Given problem: Every line of the data must be copied exactly.
* START Material *
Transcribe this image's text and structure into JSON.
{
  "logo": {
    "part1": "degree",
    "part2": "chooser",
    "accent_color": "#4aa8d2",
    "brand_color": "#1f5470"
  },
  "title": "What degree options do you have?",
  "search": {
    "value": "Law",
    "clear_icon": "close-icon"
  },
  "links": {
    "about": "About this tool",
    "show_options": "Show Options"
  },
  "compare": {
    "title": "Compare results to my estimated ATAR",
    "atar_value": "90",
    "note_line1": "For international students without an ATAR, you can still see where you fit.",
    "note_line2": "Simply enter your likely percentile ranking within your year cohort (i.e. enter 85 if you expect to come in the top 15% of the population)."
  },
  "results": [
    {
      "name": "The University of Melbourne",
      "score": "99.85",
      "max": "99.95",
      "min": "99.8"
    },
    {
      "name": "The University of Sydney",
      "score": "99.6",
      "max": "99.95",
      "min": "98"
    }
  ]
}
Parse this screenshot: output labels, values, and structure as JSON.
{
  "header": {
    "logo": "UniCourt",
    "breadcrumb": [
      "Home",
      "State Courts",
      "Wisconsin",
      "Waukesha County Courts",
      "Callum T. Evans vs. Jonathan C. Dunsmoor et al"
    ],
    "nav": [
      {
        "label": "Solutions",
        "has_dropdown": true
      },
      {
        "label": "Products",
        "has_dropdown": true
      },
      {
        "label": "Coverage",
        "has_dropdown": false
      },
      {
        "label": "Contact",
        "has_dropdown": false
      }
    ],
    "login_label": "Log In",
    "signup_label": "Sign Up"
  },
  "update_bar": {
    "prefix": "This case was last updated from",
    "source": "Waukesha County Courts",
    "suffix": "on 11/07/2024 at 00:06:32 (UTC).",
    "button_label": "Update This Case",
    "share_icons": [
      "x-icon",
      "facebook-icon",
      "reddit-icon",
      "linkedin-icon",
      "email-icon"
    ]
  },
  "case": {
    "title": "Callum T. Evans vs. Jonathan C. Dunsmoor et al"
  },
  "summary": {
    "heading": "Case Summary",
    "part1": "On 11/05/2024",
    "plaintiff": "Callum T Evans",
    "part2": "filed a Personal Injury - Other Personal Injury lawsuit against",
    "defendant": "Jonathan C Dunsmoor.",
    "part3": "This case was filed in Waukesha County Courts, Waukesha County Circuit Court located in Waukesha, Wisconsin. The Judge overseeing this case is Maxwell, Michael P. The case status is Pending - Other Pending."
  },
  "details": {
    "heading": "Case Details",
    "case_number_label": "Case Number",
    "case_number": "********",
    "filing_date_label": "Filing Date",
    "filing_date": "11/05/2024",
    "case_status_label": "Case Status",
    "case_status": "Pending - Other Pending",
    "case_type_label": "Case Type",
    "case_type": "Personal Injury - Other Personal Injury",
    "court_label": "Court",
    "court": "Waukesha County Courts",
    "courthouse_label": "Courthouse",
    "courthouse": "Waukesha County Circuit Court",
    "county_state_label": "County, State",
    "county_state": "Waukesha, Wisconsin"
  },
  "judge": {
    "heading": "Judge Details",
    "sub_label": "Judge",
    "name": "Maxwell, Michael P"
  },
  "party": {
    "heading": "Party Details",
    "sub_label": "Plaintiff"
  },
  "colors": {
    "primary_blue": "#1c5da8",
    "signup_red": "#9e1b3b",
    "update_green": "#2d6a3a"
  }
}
* END Material *
Response below:
Transcribe this image's text and structure into JSON.
{
  "logo": {
    "part1": "degree",
    "part2": "chooser",
    "accent_color": "#4aa8d2",
    "brand_color": "#1f5470"
  },
  "title": "What degree options do you have?",
  "search": {
    "value": "Law",
    "clear_icon": "close-icon"
  },
  "links": {
    "about": "About this tool",
    "show_options": "Show Options"
  },
  "compare": {
    "title": "Compare results to my estimated ATAR",
    "atar_value": "90",
    "note_line1": "For international students without an ATAR, you can still see where you fit.",
    "note_line2": "Simply enter your likely percentile ranking within your year cohort (i.e. enter 85 if you expect to come in the top 15% of the population)."
  },
  "results": [
    {
      "name": "The University of Melbourne",
      "score": "99.85",
      "max": "99.95",
      "min": "99.8"
    },
    {
      "name": "The University of Sydney",
      "score": "99.6",
      "max": "99.95",
      "min": "98"
    }
  ]
}
Parse this screenshot: output labels, values, and structure as JSON.
{
  "header": {
    "logo": "UniCourt",
    "breadcrumb": [
      "Home",
      "State Courts",
      "Wisconsin",
      "Waukesha County Courts",
      "Callum T. Evans vs. Jonathan C. Dunsmoor et al"
    ],
    "nav": [
      {
        "label": "Solutions",
        "has_dropdown": true
      },
      {
        "label": "Products",
        "has_dropdown": true
      },
      {
        "label": "Coverage",
        "has_dropdown": false
      },
      {
        "label": "Contact",
        "has_dropdown": false
      }
    ],
    "login_label": "Log In",
    "signup_label": "Sign Up"
  },
  "update_bar": {
    "prefix": "This case was last updated from",
    "source": "Waukesha County Courts",
    "suffix": "on 11/07/2024 at 00:06:32 (UTC).",
    "button_label": "Update This Case",
    "share_icons": [
      "x-icon",
      "facebook-icon",
      "reddit-icon",
      "linkedin-icon",
      "email-icon"
    ]
  },
  "case": {
    "title": "Callum T. Evans vs. Jonathan C. Dunsmoor et al"
  },
  "summary": {
    "heading": "Case Summary",
    "part1": "On 11/05/2024",
    "plaintiff": "Callum T Evans",
    "part2": "filed a Personal Injury - Other Personal Injury lawsuit against",
    "defendant": "Jonathan C Dunsmoor.",
    "part3": "This case was filed in Waukesha County Courts, Waukesha County Circuit Court located in Waukesha, Wisconsin. The Judge overseeing this case is Maxwell, Michael P. The case status is Pending - Other Pending."
  },
  "details": {
    "heading": "Case Details",
    "case_number_label": "Case Number",
    "case_number": "********",
    "filing_date_label": "Filing Date",
    "filing_date": "11/05/2024",
    "case_status_label": "Case Status",
    "case_status": "Pending - Other Pending",
    "case_type_label": "Case Type",
    "case_type": "Personal Injury - Other Personal Injury",
    "court_label": "Court",
    "court": "Waukesha County Courts",
    "courthouse_label": "Courthouse",
    "courthouse": "Waukesha County Circuit Court",
    "county_state_label": "County, State",
    "county_state": "Waukesha, Wisconsin"
  },
  "judge": {
    "heading": "Judge Details",
    "sub_label": "Judge",
    "name": "Maxwell, Michael P"
  },
  "party": {
    "heading": "Party Details",
    "sub_label": "Plaintiff"
  },
  "colors": {
    "primary_blue": "#1c5da8",
    "signup_red": "#9e1b3b",
    "update_green": "#2d6a3a"
  }
}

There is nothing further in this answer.